**SHORT PROBLEM:** From the entries that follow, list every line in which the string "Ocean" appears.

Extracted data entries

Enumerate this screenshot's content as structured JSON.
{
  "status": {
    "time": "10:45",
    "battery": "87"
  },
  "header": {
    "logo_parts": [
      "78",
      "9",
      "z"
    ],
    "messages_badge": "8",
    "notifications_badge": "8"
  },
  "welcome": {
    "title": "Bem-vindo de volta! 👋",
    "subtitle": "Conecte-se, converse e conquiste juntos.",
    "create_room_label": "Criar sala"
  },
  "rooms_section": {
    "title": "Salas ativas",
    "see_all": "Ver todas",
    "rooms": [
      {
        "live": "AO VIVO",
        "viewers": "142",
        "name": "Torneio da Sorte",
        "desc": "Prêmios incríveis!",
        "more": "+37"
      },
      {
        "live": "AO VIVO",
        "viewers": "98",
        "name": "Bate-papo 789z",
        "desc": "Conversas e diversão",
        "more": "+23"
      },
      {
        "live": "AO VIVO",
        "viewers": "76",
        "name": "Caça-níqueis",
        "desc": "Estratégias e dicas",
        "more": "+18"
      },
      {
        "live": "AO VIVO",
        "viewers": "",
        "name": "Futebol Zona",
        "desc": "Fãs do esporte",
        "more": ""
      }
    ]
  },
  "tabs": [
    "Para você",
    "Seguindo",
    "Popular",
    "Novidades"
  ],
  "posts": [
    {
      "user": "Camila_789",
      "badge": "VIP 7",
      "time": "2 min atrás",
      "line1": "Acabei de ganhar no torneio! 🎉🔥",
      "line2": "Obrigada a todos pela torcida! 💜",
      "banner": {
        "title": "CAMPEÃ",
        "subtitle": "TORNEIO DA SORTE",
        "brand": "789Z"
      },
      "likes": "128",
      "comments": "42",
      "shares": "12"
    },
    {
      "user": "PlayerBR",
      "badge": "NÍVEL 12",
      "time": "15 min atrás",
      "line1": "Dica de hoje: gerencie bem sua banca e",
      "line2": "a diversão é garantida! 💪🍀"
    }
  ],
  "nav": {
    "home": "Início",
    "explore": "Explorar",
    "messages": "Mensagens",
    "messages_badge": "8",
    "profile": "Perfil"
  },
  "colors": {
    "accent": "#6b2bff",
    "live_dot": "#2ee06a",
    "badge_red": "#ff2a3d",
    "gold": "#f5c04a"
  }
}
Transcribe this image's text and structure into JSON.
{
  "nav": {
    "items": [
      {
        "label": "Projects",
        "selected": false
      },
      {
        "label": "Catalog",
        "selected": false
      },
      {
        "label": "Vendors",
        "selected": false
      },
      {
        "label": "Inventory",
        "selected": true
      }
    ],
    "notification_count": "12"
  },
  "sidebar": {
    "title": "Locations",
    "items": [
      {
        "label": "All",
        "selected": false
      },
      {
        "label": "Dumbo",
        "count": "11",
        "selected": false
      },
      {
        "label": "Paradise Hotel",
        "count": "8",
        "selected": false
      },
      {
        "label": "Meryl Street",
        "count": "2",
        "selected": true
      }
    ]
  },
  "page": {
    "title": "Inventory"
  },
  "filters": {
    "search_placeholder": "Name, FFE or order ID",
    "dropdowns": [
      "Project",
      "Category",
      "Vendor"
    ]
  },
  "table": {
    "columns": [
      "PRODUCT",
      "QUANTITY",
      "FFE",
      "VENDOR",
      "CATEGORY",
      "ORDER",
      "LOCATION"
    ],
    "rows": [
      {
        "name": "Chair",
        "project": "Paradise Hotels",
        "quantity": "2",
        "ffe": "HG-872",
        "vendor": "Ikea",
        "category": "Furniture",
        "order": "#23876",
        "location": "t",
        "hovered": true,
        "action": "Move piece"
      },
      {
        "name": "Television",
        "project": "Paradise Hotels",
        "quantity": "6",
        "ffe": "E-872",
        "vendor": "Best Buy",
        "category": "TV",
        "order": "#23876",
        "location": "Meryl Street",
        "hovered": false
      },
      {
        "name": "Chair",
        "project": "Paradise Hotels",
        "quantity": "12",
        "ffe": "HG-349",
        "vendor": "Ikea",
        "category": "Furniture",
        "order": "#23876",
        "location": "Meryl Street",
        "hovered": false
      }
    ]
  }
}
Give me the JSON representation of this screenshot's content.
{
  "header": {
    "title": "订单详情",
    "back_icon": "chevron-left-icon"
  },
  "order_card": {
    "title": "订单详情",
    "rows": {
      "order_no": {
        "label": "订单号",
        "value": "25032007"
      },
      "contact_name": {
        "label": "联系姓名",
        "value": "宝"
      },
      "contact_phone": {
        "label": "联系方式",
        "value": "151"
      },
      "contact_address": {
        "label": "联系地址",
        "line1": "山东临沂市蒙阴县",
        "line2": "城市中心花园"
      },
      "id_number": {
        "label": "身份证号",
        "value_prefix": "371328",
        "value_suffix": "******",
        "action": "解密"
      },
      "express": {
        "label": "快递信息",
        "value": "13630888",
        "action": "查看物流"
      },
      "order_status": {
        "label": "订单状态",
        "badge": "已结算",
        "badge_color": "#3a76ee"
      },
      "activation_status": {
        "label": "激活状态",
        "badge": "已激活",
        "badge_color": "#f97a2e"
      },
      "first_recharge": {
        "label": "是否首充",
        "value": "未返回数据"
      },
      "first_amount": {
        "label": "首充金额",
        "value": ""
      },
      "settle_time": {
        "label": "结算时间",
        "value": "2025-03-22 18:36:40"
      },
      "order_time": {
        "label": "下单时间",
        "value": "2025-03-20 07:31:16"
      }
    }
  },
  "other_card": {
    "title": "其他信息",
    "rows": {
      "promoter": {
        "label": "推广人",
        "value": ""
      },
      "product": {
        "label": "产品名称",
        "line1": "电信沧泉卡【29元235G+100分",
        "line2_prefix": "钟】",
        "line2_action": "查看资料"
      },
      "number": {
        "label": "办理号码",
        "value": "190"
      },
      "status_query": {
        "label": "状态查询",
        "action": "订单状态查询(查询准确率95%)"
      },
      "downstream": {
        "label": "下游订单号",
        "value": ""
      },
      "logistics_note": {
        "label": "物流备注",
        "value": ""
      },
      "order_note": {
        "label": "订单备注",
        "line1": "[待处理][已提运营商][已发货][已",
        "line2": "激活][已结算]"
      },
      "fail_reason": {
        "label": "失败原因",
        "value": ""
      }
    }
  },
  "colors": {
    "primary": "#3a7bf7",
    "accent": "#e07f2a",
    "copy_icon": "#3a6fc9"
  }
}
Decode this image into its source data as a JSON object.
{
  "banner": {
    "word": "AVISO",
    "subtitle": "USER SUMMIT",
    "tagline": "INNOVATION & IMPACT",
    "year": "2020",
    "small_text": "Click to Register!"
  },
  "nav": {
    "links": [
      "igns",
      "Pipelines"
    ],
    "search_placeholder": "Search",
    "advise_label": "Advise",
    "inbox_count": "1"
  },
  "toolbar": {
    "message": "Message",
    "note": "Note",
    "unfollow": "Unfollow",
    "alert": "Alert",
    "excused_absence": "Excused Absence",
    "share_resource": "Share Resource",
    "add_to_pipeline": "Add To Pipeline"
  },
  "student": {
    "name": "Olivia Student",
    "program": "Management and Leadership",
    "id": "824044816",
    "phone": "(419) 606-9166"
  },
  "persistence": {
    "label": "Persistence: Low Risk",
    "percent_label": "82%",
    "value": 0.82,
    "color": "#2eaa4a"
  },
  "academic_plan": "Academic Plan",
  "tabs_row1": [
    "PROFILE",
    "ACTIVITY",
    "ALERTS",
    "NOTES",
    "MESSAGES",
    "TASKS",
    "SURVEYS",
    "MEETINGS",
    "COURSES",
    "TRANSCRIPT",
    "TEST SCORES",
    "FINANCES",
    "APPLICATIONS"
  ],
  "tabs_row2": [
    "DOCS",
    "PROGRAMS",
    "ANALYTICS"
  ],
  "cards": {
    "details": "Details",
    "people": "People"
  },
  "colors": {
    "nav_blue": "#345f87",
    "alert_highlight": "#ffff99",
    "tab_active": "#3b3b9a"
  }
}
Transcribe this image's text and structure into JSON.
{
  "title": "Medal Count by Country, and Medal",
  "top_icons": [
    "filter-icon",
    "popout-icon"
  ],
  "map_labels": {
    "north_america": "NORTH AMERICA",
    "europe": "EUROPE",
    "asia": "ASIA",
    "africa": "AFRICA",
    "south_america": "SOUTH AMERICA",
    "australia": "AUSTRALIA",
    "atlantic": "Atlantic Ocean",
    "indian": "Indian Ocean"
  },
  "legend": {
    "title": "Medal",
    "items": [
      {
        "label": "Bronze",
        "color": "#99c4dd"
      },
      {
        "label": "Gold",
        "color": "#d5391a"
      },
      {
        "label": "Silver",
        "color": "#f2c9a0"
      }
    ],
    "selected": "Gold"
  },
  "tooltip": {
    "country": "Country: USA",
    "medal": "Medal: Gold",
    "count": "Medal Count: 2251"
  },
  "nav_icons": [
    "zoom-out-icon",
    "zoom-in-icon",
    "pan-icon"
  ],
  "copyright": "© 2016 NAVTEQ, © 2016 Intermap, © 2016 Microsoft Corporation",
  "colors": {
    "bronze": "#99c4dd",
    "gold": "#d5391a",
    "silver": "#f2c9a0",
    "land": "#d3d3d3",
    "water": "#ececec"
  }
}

**THE OUTPUT:**
    "atlantic": "Atlantic Ocean",
    "indian": "Indian Ocean"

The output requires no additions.